--- begin ---

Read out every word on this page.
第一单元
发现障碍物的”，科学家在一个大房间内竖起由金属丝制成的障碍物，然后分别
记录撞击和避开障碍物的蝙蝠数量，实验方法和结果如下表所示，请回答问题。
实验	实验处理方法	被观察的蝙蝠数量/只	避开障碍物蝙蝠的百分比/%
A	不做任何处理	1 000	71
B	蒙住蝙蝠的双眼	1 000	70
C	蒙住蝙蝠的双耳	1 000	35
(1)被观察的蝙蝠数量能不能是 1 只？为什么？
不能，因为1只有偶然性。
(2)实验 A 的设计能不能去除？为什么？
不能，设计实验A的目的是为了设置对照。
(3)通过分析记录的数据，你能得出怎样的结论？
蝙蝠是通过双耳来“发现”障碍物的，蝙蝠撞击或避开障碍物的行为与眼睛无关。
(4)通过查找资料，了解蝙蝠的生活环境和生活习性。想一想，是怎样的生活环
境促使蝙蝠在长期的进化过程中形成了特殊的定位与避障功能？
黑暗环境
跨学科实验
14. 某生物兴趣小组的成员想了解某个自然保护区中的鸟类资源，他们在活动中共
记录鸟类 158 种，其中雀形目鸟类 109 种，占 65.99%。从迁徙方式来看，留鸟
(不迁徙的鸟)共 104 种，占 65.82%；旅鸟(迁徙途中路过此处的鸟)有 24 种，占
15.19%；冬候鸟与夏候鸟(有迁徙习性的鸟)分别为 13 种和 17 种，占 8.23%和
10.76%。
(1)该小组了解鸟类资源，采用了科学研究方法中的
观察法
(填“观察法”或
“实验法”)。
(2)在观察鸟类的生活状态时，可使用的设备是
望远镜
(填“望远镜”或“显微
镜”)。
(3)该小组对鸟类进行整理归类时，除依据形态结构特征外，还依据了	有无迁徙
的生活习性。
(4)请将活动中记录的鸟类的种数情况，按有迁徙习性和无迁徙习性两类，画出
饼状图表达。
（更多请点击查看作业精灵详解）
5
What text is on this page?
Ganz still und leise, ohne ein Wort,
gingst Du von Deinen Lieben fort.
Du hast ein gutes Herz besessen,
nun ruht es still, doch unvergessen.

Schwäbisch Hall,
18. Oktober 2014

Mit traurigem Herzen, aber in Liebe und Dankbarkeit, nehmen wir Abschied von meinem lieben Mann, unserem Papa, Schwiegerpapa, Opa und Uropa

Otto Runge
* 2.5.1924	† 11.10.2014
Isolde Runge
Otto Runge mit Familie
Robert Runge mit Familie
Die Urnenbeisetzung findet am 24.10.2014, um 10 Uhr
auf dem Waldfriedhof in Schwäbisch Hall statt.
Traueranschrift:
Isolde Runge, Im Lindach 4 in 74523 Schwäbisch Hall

--- end ---

■ Task to carry out ■
List each line of the records that holds the string "this".

■ Expected answer ■
Read out every word on this page.
What text is on this page?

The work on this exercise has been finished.